++++ Extracted entries

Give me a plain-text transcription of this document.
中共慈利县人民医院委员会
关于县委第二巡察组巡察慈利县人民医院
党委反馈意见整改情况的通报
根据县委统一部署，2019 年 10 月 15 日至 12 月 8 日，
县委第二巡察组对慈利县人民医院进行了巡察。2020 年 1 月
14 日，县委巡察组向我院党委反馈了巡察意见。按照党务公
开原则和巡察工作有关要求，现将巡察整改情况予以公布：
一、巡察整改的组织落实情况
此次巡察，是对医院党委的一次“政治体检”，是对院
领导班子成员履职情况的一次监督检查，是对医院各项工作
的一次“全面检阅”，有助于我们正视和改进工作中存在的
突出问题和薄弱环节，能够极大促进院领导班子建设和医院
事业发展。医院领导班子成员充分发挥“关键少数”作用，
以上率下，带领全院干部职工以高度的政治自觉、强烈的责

++++++++

Objective: Once more, set down the full listing, verbatim.

The result:
Give me a plain-text transcription of this document.
中共慈利县人民医院委员会
关于县委第二巡察组巡察慈利县人民医院
党委反馈意见整改情况的通报
根据县委统一部署，2019 年 10 月 15 日至 12 月 8 日，
县委第二巡察组对慈利县人民医院进行了巡察。2020 年 1 月
14 日，县委巡察组向我院党委反馈了巡察意见。按照党务公
开原则和巡察工作有关要求，现将巡察整改情况予以公布：
一、巡察整改的组织落实情况
此次巡察，是对医院党委的一次“政治体检”，是对院
领导班子成员履职情况的一次监督检查，是对医院各项工作
的一次“全面检阅”，有助于我们正视和改进工作中存在的
突出问题和薄弱环节，能够极大促进院领导班子建设和医院
事业发展。医院领导班子成员充分发挥“关键少数”作用，
以上率下，带领全院干部职工以高度的政治自觉、强烈的责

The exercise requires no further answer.